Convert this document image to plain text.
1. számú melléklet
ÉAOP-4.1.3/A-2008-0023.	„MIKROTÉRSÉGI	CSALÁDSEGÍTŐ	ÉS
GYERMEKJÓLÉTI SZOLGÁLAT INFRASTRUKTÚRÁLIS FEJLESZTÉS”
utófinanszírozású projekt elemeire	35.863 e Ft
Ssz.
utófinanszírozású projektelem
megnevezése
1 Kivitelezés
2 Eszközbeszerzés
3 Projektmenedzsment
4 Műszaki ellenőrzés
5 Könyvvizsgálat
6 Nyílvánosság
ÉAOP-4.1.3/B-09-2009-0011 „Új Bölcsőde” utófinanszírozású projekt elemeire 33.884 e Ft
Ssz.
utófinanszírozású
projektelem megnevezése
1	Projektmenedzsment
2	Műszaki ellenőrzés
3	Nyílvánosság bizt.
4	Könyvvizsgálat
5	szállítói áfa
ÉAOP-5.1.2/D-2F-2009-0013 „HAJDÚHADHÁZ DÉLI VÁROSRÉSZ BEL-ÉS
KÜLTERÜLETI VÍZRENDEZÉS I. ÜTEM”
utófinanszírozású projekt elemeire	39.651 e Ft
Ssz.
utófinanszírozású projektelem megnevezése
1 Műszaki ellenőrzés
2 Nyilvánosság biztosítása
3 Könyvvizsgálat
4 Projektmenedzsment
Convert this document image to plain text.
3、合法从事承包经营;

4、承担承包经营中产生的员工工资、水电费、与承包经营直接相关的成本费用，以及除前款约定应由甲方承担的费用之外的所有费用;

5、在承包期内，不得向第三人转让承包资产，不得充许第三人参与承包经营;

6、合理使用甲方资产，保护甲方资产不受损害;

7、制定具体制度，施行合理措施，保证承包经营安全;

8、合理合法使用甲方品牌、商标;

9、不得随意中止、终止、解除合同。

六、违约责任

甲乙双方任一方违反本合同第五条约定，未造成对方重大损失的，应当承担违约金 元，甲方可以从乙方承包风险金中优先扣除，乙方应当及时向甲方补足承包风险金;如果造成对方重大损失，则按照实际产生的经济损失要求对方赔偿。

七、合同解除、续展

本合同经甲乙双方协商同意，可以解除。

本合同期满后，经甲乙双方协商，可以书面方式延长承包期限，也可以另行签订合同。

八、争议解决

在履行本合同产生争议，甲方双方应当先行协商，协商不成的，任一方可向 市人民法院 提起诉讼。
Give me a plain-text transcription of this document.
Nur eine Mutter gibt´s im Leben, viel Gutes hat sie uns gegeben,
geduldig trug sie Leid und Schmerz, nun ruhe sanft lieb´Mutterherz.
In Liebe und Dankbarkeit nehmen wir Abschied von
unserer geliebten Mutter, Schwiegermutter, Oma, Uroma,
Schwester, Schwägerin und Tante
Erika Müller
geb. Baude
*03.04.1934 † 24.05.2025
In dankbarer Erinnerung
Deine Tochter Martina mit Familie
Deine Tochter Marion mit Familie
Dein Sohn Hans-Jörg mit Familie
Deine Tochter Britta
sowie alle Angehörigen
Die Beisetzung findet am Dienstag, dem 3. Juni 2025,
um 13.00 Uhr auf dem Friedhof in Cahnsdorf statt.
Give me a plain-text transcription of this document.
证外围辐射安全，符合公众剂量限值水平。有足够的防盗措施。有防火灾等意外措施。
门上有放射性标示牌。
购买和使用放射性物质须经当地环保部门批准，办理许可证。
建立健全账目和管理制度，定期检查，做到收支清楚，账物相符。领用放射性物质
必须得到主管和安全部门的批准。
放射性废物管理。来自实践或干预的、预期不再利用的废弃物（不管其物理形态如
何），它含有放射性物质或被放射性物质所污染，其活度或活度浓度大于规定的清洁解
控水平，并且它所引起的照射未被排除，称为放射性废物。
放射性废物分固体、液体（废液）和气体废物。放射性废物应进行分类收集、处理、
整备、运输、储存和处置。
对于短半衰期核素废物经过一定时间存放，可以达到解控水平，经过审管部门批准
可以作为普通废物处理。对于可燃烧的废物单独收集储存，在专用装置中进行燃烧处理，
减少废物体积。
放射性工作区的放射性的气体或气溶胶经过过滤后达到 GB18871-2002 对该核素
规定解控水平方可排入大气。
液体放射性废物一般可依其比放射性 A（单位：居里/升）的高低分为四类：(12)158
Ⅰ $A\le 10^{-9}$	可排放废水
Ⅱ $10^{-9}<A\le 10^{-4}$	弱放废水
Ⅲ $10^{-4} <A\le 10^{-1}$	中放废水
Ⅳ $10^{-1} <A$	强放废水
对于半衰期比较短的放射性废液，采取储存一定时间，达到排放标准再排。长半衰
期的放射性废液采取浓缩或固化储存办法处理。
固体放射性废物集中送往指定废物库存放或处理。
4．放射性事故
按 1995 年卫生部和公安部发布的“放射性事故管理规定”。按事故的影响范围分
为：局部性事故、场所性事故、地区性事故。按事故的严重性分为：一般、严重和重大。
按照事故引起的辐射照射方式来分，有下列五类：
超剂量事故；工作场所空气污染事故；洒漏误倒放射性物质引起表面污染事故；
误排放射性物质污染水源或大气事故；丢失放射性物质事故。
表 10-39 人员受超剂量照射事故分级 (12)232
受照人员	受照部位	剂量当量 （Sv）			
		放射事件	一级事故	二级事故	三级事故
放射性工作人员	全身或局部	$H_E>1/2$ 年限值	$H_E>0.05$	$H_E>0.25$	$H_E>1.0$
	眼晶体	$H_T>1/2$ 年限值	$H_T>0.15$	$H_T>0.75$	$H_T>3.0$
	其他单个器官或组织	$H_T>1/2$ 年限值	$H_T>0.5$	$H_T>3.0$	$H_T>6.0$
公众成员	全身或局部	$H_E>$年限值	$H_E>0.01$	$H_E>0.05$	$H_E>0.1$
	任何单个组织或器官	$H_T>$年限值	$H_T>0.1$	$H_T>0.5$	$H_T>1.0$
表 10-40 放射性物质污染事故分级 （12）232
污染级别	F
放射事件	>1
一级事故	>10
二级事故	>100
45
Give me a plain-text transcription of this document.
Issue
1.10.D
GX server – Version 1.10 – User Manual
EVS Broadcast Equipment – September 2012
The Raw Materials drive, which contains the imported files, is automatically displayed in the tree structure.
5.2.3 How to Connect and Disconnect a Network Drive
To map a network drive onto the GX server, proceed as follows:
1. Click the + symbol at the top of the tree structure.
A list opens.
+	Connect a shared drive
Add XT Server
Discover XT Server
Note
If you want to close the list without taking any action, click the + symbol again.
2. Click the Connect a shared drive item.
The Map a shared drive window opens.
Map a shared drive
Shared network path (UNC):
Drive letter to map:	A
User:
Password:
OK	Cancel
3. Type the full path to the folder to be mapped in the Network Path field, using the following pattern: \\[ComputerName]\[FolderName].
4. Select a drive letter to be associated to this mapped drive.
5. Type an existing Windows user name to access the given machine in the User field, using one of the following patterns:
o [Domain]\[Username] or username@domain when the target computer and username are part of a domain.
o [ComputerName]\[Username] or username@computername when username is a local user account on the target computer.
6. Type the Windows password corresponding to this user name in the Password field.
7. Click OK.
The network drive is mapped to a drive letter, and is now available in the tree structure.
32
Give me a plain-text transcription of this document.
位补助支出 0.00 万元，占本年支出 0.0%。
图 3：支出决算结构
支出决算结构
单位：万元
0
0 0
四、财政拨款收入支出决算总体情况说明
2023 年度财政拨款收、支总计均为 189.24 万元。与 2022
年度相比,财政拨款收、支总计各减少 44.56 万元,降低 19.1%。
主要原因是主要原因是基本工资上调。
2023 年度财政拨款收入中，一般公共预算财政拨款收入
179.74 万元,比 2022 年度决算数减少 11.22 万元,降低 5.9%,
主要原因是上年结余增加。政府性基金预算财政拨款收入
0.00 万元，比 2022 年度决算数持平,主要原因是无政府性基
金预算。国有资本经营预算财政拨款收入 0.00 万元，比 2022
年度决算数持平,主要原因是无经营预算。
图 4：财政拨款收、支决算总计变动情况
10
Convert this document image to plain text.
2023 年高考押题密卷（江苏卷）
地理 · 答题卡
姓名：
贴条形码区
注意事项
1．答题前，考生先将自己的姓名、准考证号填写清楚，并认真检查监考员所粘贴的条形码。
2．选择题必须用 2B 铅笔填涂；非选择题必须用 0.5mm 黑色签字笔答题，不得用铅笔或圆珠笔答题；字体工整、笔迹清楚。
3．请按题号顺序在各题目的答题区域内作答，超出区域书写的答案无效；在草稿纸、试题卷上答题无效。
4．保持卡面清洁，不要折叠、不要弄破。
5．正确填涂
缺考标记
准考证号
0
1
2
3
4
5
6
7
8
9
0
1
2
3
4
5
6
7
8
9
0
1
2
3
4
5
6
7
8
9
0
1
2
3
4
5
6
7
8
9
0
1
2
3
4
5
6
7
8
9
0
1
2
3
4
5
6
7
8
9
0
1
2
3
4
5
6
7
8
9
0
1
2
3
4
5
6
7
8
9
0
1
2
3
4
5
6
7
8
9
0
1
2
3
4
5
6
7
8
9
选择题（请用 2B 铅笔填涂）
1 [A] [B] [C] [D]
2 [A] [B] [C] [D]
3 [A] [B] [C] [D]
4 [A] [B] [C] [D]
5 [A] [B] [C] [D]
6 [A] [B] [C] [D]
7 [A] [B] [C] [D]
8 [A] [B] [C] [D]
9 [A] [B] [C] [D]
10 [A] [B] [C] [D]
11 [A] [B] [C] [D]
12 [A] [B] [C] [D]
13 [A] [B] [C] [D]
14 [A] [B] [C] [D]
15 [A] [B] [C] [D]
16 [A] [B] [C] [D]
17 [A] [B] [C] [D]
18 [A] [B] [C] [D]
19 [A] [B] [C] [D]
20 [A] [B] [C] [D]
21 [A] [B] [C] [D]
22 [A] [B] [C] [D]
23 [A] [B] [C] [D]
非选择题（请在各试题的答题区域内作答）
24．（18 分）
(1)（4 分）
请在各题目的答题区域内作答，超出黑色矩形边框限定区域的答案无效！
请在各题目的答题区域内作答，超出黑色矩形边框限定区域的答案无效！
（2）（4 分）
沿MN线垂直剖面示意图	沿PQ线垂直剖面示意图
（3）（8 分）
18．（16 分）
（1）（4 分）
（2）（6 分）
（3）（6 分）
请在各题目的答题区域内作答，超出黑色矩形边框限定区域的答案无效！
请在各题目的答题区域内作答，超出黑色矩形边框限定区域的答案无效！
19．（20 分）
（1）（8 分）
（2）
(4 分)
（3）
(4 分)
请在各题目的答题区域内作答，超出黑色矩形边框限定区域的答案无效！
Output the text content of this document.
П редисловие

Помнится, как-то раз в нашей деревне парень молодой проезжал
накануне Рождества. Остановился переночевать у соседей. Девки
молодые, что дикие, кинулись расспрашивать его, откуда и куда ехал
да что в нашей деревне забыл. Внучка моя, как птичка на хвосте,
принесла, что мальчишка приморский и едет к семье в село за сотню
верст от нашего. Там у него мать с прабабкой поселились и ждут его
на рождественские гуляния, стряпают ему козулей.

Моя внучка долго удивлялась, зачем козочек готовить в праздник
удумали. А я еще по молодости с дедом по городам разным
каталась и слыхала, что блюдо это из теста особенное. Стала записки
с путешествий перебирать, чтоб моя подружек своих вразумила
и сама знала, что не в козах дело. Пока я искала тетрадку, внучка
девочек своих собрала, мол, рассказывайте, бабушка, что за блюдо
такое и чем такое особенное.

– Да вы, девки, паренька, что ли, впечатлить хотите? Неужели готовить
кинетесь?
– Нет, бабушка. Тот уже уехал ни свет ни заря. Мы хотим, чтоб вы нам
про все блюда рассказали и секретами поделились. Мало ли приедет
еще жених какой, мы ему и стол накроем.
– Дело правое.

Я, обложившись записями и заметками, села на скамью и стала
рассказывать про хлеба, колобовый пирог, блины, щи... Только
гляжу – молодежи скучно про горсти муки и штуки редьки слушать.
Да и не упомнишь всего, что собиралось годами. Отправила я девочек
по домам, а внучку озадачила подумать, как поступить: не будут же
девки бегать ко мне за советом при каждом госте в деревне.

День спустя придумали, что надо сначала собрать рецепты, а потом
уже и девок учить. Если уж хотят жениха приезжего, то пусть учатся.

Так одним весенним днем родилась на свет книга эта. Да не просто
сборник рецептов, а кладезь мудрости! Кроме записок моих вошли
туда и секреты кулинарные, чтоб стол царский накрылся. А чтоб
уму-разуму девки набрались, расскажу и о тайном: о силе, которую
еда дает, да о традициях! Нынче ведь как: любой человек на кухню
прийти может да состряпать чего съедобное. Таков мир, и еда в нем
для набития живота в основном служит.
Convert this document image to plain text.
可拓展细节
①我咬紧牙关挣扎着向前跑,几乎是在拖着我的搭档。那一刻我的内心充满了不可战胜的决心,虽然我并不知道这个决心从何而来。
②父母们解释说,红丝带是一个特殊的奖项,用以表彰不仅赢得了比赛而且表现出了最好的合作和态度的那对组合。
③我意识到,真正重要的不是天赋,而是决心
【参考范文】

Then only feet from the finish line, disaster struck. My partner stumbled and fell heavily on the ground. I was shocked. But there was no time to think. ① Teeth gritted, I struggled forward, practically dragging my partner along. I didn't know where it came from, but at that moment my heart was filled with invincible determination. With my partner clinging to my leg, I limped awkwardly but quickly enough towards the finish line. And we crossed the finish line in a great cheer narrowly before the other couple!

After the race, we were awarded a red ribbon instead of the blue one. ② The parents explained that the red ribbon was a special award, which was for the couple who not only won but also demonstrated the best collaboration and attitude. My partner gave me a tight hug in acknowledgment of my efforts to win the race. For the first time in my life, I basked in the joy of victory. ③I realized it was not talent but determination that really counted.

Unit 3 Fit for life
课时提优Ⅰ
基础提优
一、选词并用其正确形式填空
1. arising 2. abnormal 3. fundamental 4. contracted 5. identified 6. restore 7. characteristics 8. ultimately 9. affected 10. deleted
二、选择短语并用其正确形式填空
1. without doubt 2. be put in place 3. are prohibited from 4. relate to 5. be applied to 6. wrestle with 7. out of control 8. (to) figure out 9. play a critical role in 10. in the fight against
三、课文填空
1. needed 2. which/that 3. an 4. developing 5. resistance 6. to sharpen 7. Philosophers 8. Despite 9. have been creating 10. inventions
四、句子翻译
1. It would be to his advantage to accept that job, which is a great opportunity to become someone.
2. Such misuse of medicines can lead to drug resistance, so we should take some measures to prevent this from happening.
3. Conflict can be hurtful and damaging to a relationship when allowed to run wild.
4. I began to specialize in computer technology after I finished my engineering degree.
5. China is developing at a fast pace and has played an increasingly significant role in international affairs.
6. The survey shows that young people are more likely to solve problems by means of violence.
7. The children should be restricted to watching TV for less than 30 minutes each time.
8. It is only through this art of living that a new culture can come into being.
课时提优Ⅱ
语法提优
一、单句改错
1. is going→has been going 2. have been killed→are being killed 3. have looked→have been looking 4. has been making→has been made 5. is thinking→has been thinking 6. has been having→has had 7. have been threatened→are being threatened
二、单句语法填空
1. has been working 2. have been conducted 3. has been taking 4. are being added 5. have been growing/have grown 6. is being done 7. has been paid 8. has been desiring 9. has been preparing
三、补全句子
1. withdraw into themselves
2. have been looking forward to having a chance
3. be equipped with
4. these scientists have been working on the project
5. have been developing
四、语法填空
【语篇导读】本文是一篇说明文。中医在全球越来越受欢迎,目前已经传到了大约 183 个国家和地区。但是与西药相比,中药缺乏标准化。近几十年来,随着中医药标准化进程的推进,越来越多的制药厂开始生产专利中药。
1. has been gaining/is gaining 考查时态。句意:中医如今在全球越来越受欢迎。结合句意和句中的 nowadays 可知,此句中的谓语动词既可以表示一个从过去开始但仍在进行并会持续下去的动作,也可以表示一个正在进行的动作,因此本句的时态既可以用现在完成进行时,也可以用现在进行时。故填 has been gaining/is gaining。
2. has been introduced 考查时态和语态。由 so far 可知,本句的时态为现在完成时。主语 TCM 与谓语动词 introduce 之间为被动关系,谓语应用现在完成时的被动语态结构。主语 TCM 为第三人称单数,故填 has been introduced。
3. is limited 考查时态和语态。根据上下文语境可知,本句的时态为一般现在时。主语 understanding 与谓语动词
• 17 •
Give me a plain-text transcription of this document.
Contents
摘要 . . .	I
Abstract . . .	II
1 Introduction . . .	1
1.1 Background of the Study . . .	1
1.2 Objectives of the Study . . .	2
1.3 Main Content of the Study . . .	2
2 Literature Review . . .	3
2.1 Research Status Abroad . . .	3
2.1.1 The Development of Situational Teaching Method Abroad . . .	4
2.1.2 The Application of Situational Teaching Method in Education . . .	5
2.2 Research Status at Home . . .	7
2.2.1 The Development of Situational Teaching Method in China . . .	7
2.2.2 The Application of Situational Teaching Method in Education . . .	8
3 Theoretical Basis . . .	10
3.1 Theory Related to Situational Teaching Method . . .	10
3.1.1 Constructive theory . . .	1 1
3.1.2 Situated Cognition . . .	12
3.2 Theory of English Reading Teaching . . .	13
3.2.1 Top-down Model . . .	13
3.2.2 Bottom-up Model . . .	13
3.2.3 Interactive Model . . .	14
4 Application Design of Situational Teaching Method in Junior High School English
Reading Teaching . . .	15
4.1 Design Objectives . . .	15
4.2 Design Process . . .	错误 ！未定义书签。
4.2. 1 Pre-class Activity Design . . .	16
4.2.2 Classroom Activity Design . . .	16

THE REQUEST. From the entries above, copy every line where the word "without" shows up.

SOLUTION.
If you want to close the list without taking any action, click the + symbol again.
1. without doubt 2. be put in place 3. are prohibited from 4. relate to 5. be applied to 6. wrestle with 7. out of control 8. (to) figure out 9. play a critical role in 10. in the fight against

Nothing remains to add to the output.